» **Directions for this task**
Set every record down verbatim and omit the pictures.

» **Listing**
# # #
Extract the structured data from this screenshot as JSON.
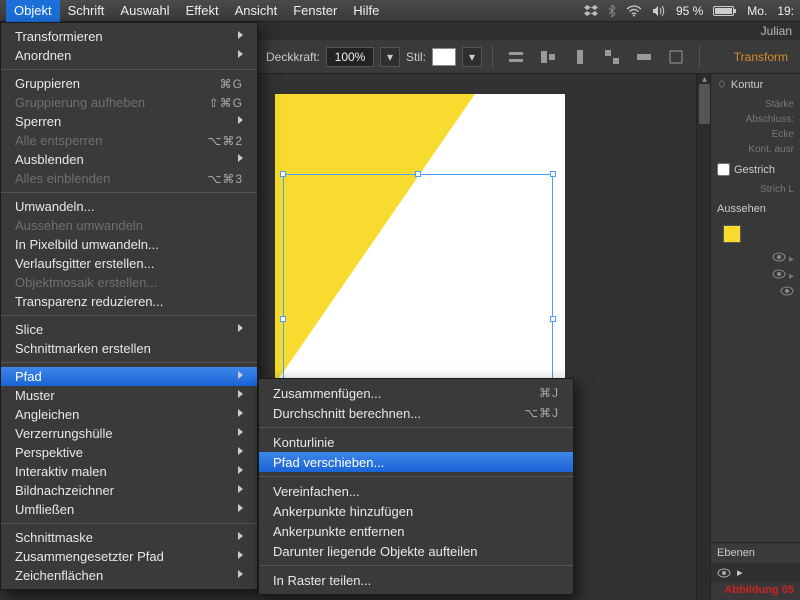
{
  "menubar": {
    "items": [
      "Objekt",
      "Schrift",
      "Auswahl",
      "Effekt",
      "Ansicht",
      "Fenster",
      "Hilfe"
    ],
    "active_index": 0
  },
  "status": {
    "battery": "95 %",
    "day": "Mo.",
    "time": "19:"
  },
  "titlebar": {
    "user": "Julian"
  },
  "controlbar": {
    "opacity_label": "Deckkraft:",
    "opacity_value": "100%",
    "style_label": "Stil:",
    "transform_tab": "Transform"
  },
  "objekt_menu": [
    {
      "label": "Transformieren",
      "submenu": true
    },
    {
      "label": "Anordnen",
      "submenu": true
    },
    {
      "hr": true
    },
    {
      "label": "Gruppieren",
      "shortcut": "⌘G"
    },
    {
      "label": "Gruppierung aufheben",
      "shortcut": "⇧⌘G",
      "disabled": true
    },
    {
      "label": "Sperren",
      "submenu": true
    },
    {
      "label": "Alle entsperren",
      "shortcut": "⌥⌘2",
      "disabled": true
    },
    {
      "label": "Ausblenden",
      "submenu": true
    },
    {
      "label": "Alles einblenden",
      "shortcut": "⌥⌘3",
      "disabled": true
    },
    {
      "hr": true
    },
    {
      "label": "Umwandeln..."
    },
    {
      "label": "Aussehen umwandeln",
      "disabled": true
    },
    {
      "label": "In Pixelbild umwandeln..."
    },
    {
      "label": "Verlaufsgitter erstellen..."
    },
    {
      "label": "Objektmosaik erstellen...",
      "disabled": true
    },
    {
      "label": "Transparenz reduzieren..."
    },
    {
      "hr": true
    },
    {
      "label": "Slice",
      "submenu": true
    },
    {
      "label": "Schnittmarken erstellen"
    },
    {
      "hr": true
    },
    {
      "label": "Pfad",
      "submenu": true,
      "highlighted": true
    },
    {
      "label": "Muster",
      "submenu": true
    },
    {
      "label": "Angleichen",
      "submenu": true
    },
    {
      "label": "Verzerrungshülle",
      "submenu": true
    },
    {
      "label": "Perspektive",
      "submenu": true
    },
    {
      "label": "Interaktiv malen",
      "submenu": true
    },
    {
      "label": "Bildnachzeichner",
      "submenu": true
    },
    {
      "label": "Umfließen",
      "submenu": true
    },
    {
      "hr": true
    },
    {
      "label": "Schnittmaske",
      "submenu": true
    },
    {
      "label": "Zusammengesetzter Pfad",
      "submenu": true
    },
    {
      "label": "Zeichenflächen",
      "submenu": true
    }
  ],
  "pfad_submenu": [
    {
      "label": "Zusammenfügen...",
      "shortcut": "⌘J"
    },
    {
      "label": "Durchschnitt berechnen...",
      "shortcut": "⌥⌘J"
    },
    {
      "hr": true
    },
    {
      "label": "Konturlinie"
    },
    {
      "label": "Pfad verschieben...",
      "highlighted": true
    },
    {
      "hr": true
    },
    {
      "label": "Vereinfachen..."
    },
    {
      "label": "Ankerpunkte hinzufügen"
    },
    {
      "label": "Ankerpunkte entfernen"
    },
    {
      "label": "Darunter liegende Objekte aufteilen"
    },
    {
      "hr": true
    },
    {
      "label": "In Raster teilen..."
    }
  ],
  "panels": {
    "kontur": {
      "title": "Kontur",
      "rows": [
        "Stärke",
        "Abschluss:",
        "Ecke",
        "Kont. ausr"
      ]
    },
    "gestrichelt": {
      "title": "Gestrich",
      "rows": [
        "Strich   L"
      ]
    },
    "aussehen": {
      "title": "Aussehen"
    },
    "ebenen": {
      "title": "Ebenen"
    }
  },
  "footer_note": "Abbildung 05"
}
# # #
» **Complete response**
Extract the structured data from this screenshot as JSON.
{
  "menubar": {
    "items": [
      "Objekt",
      "Schrift",
      "Auswahl",
      "Effekt",
      "Ansicht",
      "Fenster",
      "Hilfe"
    ],
    "active_index": 0
  },
  "status": {
    "battery": "95 %",
    "day": "Mo.",
    "time": "19:"
  },
  "titlebar": {
    "user": "Julian"
  },
  "controlbar": {
    "opacity_label": "Deckkraft:",
    "opacity_value": "100%",
    "style_label": "Stil:",
    "transform_tab": "Transform"
  },
  "objekt_menu": [
    {
      "label": "Transformieren",
      "submenu": true
    },
    {
      "label": "Anordnen",
      "submenu": true
    },
    {
      "hr": true
    },
    {
      "label": "Gruppieren",
      "shortcut": "⌘G"
    },
    {
      "label": "Gruppierung aufheben",
      "shortcut": "⇧⌘G",
      "disabled": true
    },
    {
      "label": "Sperren",
      "submenu": true
    },
    {
      "label": "Alle entsperren",
      "shortcut": "⌥⌘2",
      "disabled": true
    },
    {
      "label": "Ausblenden",
      "submenu": true
    },
    {
      "label": "Alles einblenden",
      "shortcut": "⌥⌘3",
      "disabled": true
    },
    {
      "hr": true
    },
    {
      "label": "Umwandeln..."
    },
    {
      "label": "Aussehen umwandeln",
      "disabled": true
    },
    {
      "label": "In Pixelbild umwandeln..."
    },
    {
      "label": "Verlaufsgitter erstellen..."
    },
    {
      "label": "Objektmosaik erstellen...",
      "disabled": true
    },
    {
      "label": "Transparenz reduzieren..."
    },
    {
      "hr": true
    },
    {
      "label": "Slice",
      "submenu": true
    },
    {
      "label": "Schnittmarken erstellen"
    },
    {
      "hr": true
    },
    {
      "label": "Pfad",
      "submenu": true,
      "highlighted": true
    },
    {
      "label": "Muster",
      "submenu": true
    },
    {
      "label": "Angleichen",
      "submenu": true
    },
    {
      "label": "Verzerrungshülle",
      "submenu": true
    },
    {
      "label": "Perspektive",
      "submenu": true
    },
    {
      "label": "Interaktiv malen",
      "submenu": true
    },
    {
      "label": "Bildnachzeichner",
      "submenu": true
    },
    {
      "label": "Umfließen",
      "submenu": true
    },
    {
      "hr": true
    },
    {
      "label": "Schnittmaske",
      "submenu": true
    },
    {
      "label": "Zusammengesetzter Pfad",
      "submenu": true
    },
    {
      "label": "Zeichenflächen",
      "submenu": true
    }
  ],
  "pfad_submenu": [
    {
      "label": "Zusammenfügen...",
      "shortcut": "⌘J"
    },
    {
      "label": "Durchschnitt berechnen...",
      "shortcut": "⌥⌘J"
    },
    {
      "hr": true
    },
    {
      "label": "Konturlinie"
    },
    {
      "label": "Pfad verschieben...",
      "highlighted": true
    },
    {
      "hr": true
    },
    {
      "label": "Vereinfachen..."
    },
    {
      "label": "Ankerpunkte hinzufügen"
    },
    {
      "label": "Ankerpunkte entfernen"
    },
    {
      "label": "Darunter liegende Objekte aufteilen"
    },
    {
      "hr": true
    },
    {
      "label": "In Raster teilen..."
    }
  ],
  "panels": {
    "kontur": {
      "title": "Kontur",
      "rows": [
        "Stärke",
        "Abschluss:",
        "Ecke",
        "Kont. ausr"
      ]
    },
    "gestrichelt": {
      "title": "Gestrich",
      "rows": [
        "Strich   L"
      ]
    },
    "aussehen": {
      "title": "Aussehen"
    },
    "ebenen": {
      "title": "Ebenen"
    }
  },
  "footer_note": "Abbildung 05"
}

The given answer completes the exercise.